STATED TASK 1 |
In the listing, rename "right-tick-label" to "secondary-axis-label" throughout the part that opens with the line containing "Find all labels, buttons, inputs, and" and closes with the line containing "bar-2017 (185, 167, 242, 337)", leaving everything else unchanged.
STATED TASK 2 |
Carry the William Cullom biography forward from its final sentence.

Clerk of the United States House of Representatives
- In office 1856–1857
- Speaker: Nathaniel P. Banks;
- Preceded by: John W. Forney
- Succeeded by: James C. Allen

Member of the U.S. House of Representatives from Tennessee
- In office March 4, 1851 – March 3, 1855
- Preceded by: Andrew Ewing (8th) John H. Savage (4th)
- Succeeded by: Felix Zollicoffer (8th) John H. Savage (4th)
- Constituency: 8th district (1851-53) 4th district (1853-55)

Member of the Tennessee Senate
- In office 1843–1847

Personal details
- Born: June 4, 1810 Wayne County, Kentucky, U.S.
- Died: December 6, 1896 (aged 86) Clinton, Tennessee, U.S.
- Party: Whig
- Spouse: Virginia Ingram Cullom Mary Griffith Cullom
- Children: Marietta Cullom; Virginia Cullom; Cornelius Perry Cullom; Ella Cullom; Leslie Cullom; Minnie Cullom; Florence Cullom; Clara Cullom; Albert Cullom; Sidney Johnston Cullom; William Cullom; Ella Cullom; Rosa May Cullom; Cora Henderson Cullom;
- Profession: Lawyer, politician

= William Cullom =

American politician (1810–1896)

William Cullom (June 4, 1810 – December 6, 1896) was an American politician and a member of the United States House of Representatives.

==Biography==
Cullom was born on June 4, 1810, near Monticello, Kentucky, in Wayne County. He attended the public schools and studied law in Lexington, Kentucky. He was admitted to the bar, and he practiced in the courts of Kentucky and Tennessee. He moved to Carthage, Tennessee and served as a member of the Tennessee State Senate from 1843 to 1847.

==Career==
Elected as a Whig to the Thirty-second Congress by Tennessee's 8th congressional district, and to the Thirty-third Congress by Tennessee's 4th congressional district, he served from March 4, 1851, to March 3, 1855. He was an unsuccessful candidate for renomination in 1854 to the Thirty-fourth Congress.

(Excerpt from a dataset)

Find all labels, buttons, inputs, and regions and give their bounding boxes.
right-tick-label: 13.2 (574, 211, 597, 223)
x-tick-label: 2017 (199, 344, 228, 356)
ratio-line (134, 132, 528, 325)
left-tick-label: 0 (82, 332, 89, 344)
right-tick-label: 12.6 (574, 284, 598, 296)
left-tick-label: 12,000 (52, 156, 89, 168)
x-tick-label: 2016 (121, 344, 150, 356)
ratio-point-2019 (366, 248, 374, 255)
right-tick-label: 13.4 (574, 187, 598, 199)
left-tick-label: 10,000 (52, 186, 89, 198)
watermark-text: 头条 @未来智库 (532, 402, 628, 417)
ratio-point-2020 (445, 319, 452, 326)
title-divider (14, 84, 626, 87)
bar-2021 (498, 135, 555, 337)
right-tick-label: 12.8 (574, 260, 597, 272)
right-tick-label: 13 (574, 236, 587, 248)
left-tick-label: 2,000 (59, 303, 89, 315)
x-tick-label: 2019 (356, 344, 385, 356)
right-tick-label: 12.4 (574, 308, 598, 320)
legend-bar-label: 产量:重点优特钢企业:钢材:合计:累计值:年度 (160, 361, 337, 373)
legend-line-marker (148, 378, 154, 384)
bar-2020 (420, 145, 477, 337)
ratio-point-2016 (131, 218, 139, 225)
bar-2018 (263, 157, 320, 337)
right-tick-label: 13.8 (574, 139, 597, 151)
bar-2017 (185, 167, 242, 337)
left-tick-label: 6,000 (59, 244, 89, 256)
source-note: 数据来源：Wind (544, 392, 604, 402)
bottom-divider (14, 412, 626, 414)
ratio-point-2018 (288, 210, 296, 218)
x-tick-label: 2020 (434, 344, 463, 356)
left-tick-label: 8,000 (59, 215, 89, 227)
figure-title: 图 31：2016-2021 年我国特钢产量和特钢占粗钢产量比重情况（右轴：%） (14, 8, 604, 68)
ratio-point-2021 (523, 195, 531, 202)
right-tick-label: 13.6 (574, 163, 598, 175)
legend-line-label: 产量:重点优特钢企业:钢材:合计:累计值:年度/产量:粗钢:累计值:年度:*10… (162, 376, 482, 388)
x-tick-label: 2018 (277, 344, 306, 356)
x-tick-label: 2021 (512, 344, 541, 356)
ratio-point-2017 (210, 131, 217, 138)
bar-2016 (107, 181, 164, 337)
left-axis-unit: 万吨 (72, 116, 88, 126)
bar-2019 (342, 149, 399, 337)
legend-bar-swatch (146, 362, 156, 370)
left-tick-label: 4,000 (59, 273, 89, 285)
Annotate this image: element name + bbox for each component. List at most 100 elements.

==

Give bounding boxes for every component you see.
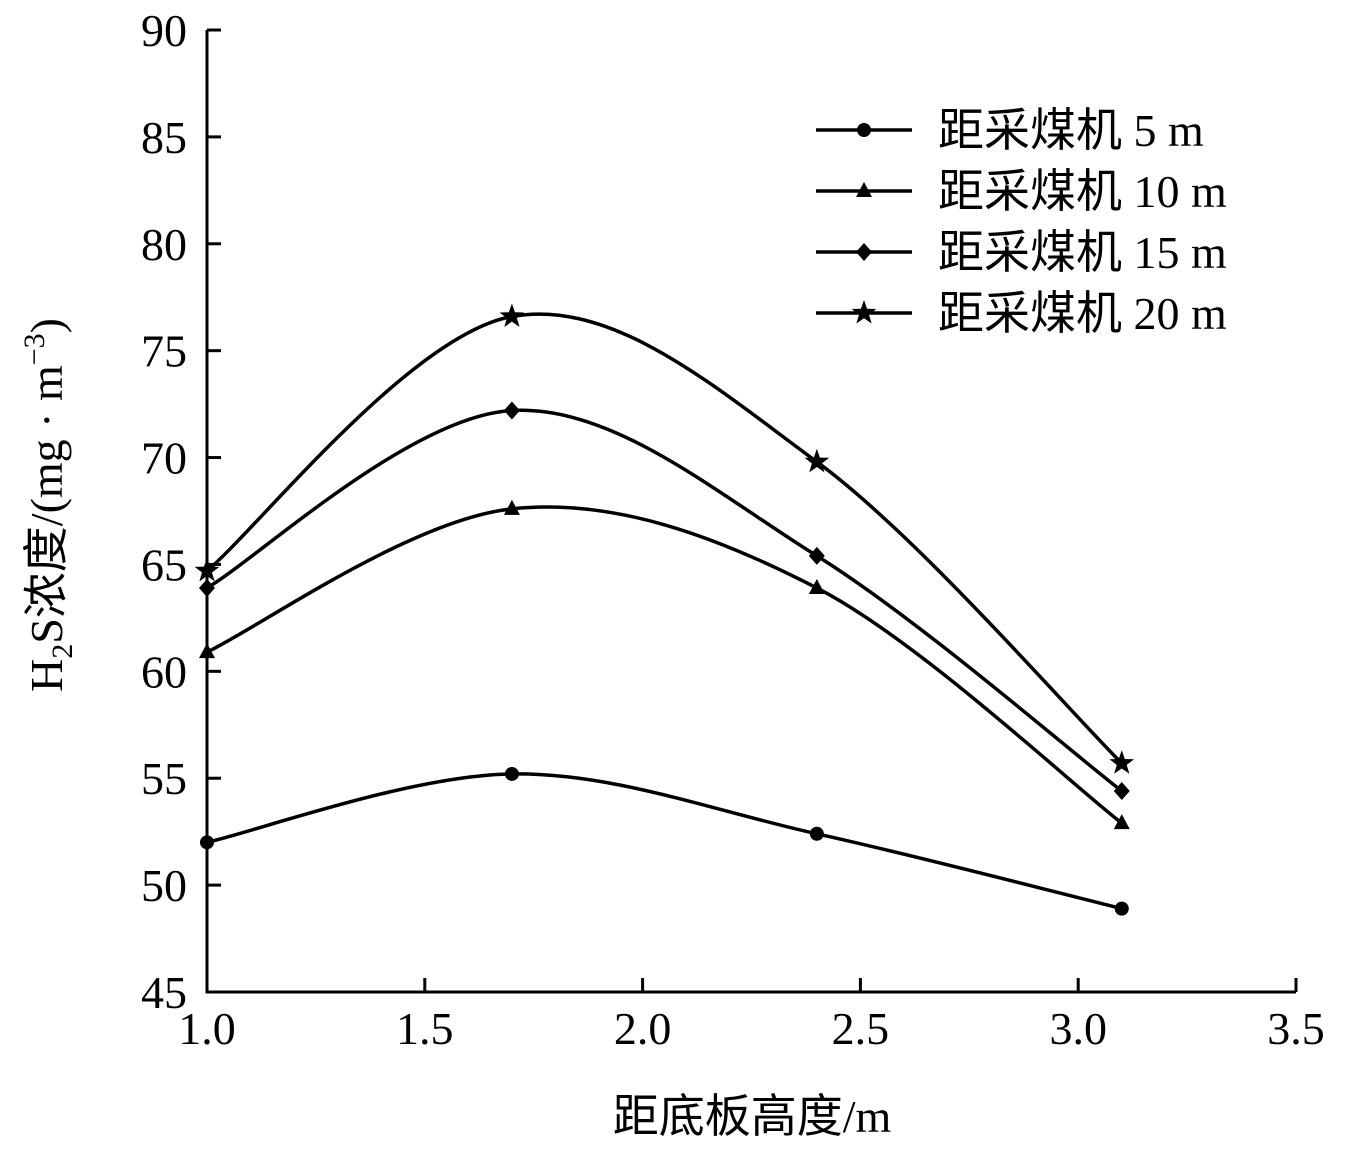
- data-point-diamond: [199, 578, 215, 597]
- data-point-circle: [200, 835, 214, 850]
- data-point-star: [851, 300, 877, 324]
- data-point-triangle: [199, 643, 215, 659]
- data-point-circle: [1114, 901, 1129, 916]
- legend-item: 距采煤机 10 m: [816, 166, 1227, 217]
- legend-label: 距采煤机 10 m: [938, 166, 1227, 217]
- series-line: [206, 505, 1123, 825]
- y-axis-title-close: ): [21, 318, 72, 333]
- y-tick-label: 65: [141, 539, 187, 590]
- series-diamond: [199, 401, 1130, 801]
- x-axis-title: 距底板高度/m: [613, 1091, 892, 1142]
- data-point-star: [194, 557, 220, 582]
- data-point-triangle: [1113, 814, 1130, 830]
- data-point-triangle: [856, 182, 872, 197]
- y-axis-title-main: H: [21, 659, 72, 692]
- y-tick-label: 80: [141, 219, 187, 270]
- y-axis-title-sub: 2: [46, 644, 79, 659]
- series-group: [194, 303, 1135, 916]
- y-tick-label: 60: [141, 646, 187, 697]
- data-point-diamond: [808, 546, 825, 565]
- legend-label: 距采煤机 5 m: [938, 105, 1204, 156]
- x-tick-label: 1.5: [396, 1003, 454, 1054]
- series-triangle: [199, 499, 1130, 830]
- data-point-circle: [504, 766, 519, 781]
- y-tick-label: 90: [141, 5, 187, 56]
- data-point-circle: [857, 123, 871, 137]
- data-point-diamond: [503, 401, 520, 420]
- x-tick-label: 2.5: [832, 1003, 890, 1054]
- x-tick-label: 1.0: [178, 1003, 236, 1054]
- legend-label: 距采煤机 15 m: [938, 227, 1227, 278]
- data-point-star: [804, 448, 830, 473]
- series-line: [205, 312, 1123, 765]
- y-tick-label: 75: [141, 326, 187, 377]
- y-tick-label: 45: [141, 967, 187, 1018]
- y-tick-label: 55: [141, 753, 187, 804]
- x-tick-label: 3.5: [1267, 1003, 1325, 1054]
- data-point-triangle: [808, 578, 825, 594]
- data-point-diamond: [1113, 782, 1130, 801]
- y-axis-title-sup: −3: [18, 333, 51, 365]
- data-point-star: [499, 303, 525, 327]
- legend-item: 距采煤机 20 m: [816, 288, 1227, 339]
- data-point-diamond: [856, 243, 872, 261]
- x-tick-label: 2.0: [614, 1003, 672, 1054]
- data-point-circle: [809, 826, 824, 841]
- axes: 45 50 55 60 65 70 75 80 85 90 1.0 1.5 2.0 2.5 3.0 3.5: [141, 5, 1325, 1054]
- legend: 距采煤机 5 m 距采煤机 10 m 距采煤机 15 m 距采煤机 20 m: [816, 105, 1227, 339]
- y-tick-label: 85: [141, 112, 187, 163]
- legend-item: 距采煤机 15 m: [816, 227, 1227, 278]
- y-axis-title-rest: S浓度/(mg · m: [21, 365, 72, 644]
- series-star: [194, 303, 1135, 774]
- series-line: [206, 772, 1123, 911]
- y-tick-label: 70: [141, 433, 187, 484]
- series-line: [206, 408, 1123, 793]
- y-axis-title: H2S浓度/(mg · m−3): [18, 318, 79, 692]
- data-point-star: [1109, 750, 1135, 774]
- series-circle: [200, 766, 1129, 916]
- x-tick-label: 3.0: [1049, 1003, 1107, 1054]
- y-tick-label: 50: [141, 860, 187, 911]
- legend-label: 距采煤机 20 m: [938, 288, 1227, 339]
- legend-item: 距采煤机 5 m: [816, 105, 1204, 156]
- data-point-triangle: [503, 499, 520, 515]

EXERCISE OUTPUT 1 |
Find all labels, buttons, inputs, and regions and give their bounding boxes.
secondary-axis-label: 13.2 (574, 211, 597, 223)
x-tick-label: 2017 (199, 344, 228, 356)
ratio-line (134, 132, 528, 325)
left-tick-label: 0 (82, 332, 89, 344)
secondary-axis-label: 12.6 (574, 284, 598, 296)
left-tick-label: 12,000 (52, 156, 89, 168)
x-tick-label: 2016 (121, 344, 150, 356)
ratio-point-2019 (366, 248, 374, 255)
secondary-axis-label: 13.4 (574, 187, 598, 199)
left-tick-label: 10,000 (52, 186, 89, 198)
watermark-text: 头条 @未来智库 (532, 402, 628, 417)
ratio-point-2020 (445, 319, 452, 326)
title-divider (14, 84, 626, 87)
bar-2021 (498, 135, 555, 337)
secondary-axis-label: 12.8 (574, 260, 597, 272)
secondary-axis-label: 13 (574, 236, 587, 248)
left-tick-label: 2,000 (59, 303, 89, 315)
x-tick-label: 2019 (356, 344, 385, 356)
secondary-axis-label: 12.4 (574, 308, 598, 320)
legend-bar-label: 产量:重点优特钢企业:钢材:合计:累计值:年度 (160, 361, 337, 373)
legend-line-marker (148, 378, 154, 384)
bar-2020 (420, 145, 477, 337)
ratio-point-2016 (131, 218, 139, 225)
bar-2018 (263, 157, 320, 337)
secondary-axis-label: 13.8 (574, 139, 597, 151)
bar-2017 (185, 167, 242, 337)

EXERCISE OUTPUT 2 |
Cullom was appointed the Clerk of the United States House of Representatives in the Thirty-fourth Congress, and he served from February 4, 1856, to December 6, 1857. During the debate on secession, Cullom stumped Tennessee in favor of remaining in the Union but when Tennessee finally seceded, he grudgingly supported the decision but retired to his home at Carthage and did not take a prominent role supporting either side. Both sides viewed his actions with much distrust thinking he was supporting the other. After the war, he was divorced from his first wife, Virginia Ingram Cullom, and remarried to Mary Griffin.

Appointed Attorney General for the 16th Judicial Circuit in 1873, Cullom also served as a judge in Clinton for several years He resumed the practice of law and was the attorney general for the sixteenth district from 1873 to 1878.

==Death==
Cullom died in Clinton, Tennessee on December 6, 1896 (age 86 years, 185 days). He was interred at McAdoo Cemetery in Clinton, Tennessee, and later reinterred at Mount Olivet Cemetery at Chattanooga, Tennessee.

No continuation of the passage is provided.